▶ **WRITTEN TASK**
Pull out every line from the listing that has the word "Caribbean".

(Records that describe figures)
------------

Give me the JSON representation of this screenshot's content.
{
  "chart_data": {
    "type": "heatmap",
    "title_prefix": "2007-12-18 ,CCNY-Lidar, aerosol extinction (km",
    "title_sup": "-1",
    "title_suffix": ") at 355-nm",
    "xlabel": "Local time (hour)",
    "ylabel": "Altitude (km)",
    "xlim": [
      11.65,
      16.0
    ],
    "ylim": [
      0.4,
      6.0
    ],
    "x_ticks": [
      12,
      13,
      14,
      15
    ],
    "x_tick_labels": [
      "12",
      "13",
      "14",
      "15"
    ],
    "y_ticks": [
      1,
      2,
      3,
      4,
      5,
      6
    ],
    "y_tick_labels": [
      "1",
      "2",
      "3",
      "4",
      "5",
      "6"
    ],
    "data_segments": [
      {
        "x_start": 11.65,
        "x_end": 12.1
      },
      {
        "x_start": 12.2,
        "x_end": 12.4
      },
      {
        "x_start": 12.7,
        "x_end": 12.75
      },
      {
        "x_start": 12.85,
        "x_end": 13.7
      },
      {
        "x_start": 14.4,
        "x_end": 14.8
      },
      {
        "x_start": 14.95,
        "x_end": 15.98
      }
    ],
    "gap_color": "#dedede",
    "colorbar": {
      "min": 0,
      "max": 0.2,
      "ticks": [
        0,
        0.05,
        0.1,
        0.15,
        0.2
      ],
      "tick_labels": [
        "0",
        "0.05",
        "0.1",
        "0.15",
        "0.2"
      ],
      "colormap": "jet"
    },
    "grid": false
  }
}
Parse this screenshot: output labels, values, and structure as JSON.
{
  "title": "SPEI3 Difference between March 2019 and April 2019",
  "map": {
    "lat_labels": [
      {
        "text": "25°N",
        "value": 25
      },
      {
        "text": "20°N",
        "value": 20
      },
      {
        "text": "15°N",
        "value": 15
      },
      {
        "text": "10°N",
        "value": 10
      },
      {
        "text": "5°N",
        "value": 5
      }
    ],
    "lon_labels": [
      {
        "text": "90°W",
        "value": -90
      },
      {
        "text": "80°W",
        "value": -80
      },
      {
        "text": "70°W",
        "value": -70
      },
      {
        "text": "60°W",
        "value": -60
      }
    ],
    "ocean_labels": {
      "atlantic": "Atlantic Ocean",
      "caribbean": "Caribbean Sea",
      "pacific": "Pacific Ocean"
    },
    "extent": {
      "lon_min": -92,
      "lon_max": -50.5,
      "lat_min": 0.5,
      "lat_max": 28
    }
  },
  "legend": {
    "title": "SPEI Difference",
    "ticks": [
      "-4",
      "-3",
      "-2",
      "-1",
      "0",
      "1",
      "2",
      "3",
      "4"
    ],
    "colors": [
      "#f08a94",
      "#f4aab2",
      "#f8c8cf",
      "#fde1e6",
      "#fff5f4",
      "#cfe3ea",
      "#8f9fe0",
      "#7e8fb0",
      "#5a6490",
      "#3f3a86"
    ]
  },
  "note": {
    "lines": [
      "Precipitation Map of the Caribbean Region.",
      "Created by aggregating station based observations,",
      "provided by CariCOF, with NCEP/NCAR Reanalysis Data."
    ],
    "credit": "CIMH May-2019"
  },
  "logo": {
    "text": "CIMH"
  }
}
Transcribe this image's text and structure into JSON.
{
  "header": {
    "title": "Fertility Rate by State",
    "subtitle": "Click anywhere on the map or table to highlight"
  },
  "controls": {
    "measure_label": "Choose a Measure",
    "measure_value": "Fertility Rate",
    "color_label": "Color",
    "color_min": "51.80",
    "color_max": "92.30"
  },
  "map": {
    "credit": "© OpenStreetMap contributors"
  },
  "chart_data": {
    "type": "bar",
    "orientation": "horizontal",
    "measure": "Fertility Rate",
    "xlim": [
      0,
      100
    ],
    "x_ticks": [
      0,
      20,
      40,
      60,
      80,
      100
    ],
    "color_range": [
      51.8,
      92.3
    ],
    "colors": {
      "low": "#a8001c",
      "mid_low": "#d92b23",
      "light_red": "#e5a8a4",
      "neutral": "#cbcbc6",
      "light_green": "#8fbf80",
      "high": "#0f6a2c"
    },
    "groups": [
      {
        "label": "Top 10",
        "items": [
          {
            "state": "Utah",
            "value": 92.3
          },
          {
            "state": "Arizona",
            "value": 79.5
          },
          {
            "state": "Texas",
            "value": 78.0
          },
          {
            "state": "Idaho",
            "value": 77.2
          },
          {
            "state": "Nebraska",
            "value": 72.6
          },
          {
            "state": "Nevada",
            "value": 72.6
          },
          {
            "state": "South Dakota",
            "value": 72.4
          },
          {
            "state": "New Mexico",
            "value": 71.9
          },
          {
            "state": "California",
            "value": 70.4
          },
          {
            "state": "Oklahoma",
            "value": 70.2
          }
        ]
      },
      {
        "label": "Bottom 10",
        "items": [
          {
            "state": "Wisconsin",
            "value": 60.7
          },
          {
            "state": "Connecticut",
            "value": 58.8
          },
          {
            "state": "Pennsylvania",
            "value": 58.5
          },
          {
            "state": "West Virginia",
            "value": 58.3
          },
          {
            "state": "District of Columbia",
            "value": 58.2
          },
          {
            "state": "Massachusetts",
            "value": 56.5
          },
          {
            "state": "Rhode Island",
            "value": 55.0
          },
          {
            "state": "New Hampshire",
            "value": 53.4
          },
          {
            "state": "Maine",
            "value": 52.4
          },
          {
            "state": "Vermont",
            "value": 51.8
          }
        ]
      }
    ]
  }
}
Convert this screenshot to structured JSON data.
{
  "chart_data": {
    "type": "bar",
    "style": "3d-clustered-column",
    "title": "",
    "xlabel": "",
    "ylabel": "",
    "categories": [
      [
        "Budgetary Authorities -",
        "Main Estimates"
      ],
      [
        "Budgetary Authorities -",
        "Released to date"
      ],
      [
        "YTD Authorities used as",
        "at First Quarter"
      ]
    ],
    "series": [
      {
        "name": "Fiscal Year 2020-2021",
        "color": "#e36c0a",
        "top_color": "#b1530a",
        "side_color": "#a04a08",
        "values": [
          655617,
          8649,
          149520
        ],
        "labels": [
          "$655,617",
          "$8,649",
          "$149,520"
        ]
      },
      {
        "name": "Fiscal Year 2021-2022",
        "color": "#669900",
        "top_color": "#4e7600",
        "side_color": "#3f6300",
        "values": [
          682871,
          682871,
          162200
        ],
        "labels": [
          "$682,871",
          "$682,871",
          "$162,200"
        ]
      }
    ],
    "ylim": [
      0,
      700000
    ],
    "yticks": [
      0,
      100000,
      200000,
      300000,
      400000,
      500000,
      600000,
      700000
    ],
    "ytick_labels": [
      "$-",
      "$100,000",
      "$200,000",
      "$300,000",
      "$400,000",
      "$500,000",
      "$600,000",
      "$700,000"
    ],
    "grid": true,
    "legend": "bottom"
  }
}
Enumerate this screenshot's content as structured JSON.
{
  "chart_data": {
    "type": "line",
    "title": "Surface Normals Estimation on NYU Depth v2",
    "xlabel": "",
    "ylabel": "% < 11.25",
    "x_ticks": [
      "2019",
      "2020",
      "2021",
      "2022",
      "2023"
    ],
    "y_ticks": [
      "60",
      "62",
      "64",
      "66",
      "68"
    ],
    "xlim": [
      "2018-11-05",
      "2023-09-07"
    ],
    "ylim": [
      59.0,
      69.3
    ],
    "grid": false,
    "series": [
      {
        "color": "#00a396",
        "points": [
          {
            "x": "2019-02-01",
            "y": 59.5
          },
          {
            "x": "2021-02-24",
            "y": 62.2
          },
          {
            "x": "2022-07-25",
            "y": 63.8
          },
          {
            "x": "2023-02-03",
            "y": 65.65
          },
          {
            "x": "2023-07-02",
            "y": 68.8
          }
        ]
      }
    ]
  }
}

------------

▶ **WRITTEN RESPONSE**
      "caribbean": "Caribbean Sea",
      "Precipitation Map of the Caribbean Region.",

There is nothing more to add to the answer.